Short problem →
Show each line of the data below that has the string "Eveliinas" in it.

## BEGIN Available records

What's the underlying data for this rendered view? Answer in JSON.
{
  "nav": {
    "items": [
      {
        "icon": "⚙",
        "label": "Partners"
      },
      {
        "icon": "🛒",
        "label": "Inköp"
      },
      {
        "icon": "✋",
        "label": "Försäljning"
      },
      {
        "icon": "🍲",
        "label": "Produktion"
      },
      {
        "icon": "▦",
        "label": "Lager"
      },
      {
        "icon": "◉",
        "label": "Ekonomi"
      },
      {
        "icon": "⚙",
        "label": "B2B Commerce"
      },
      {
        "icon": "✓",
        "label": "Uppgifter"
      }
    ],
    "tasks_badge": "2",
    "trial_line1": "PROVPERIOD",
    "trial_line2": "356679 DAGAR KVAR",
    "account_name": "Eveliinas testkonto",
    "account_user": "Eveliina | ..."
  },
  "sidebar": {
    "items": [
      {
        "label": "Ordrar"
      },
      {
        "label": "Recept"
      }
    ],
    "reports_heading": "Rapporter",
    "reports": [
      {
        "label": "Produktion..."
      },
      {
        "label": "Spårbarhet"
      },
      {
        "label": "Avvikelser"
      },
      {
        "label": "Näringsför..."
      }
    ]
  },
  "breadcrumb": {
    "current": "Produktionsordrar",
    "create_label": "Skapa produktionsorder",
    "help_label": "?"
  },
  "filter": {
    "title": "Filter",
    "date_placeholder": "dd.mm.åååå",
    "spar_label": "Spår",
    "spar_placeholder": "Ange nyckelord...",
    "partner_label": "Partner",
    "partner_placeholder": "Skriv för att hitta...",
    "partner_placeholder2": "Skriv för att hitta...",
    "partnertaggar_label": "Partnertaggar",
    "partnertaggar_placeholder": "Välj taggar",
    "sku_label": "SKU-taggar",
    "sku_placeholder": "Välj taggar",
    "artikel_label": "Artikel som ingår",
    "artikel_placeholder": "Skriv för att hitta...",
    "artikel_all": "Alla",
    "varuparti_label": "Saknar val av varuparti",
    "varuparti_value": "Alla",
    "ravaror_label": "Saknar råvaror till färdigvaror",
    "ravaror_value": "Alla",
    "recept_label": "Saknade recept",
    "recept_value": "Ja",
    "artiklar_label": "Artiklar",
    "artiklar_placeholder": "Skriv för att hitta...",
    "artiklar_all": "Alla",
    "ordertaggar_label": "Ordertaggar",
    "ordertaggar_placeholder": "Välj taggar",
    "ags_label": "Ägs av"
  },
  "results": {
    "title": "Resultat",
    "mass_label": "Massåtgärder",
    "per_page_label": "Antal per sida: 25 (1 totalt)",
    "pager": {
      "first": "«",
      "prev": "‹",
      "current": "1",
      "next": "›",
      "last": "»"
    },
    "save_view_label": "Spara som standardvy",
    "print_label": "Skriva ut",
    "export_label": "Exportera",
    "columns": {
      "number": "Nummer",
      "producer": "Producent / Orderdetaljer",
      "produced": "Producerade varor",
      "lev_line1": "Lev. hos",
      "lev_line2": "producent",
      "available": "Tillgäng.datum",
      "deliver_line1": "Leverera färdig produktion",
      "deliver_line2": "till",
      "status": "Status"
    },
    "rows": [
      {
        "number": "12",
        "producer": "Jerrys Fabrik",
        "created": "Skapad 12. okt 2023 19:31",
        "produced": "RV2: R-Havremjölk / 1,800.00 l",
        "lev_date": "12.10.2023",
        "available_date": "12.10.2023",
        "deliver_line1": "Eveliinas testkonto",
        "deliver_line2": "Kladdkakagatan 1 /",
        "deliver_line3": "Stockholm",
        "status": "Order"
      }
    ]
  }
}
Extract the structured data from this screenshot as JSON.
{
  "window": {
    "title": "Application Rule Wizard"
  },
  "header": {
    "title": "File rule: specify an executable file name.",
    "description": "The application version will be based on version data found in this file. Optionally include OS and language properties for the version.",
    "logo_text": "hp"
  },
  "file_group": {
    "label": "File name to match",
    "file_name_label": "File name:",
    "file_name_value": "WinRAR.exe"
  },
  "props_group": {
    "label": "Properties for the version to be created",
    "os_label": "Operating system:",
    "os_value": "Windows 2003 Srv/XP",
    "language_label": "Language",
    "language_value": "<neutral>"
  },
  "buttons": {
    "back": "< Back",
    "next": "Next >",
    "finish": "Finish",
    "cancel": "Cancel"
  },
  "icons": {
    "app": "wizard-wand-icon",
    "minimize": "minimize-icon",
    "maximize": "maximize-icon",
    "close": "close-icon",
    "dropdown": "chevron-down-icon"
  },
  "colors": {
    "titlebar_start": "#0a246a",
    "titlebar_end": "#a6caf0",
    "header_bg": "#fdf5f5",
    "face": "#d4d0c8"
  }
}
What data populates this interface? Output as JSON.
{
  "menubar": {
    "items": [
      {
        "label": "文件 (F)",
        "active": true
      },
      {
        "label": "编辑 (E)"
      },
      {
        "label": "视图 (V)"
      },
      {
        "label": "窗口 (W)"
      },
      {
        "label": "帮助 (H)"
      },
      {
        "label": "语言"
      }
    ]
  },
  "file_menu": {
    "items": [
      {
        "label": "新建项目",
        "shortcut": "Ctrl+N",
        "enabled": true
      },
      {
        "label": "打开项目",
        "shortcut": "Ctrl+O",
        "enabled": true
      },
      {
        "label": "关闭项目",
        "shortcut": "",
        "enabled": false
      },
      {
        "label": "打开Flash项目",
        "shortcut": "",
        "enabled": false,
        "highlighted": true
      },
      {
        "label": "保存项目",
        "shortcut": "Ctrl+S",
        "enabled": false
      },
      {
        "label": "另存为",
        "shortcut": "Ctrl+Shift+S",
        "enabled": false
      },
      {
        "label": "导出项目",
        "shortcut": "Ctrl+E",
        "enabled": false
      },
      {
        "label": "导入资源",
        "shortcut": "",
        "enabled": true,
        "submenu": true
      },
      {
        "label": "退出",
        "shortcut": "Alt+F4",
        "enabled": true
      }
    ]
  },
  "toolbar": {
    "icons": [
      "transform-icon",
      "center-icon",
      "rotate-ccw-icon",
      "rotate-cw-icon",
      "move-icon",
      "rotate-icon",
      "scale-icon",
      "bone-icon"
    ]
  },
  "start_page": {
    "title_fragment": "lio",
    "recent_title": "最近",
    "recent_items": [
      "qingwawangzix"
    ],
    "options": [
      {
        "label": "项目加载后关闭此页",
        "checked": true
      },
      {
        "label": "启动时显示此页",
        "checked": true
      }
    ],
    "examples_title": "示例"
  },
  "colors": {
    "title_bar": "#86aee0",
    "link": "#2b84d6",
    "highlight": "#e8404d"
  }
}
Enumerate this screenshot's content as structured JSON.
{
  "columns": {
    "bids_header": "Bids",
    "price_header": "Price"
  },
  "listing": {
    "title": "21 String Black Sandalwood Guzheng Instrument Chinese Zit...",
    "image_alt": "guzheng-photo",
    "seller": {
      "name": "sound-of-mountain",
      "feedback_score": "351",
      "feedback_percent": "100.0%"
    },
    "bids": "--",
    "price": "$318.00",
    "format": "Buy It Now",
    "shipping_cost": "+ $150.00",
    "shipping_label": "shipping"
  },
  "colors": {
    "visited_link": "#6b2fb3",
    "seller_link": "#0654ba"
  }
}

## END Available records

Exercise solution →
    "account_name": "Eveliinas testkonto",
        "deliver_line1": "Eveliinas testkonto",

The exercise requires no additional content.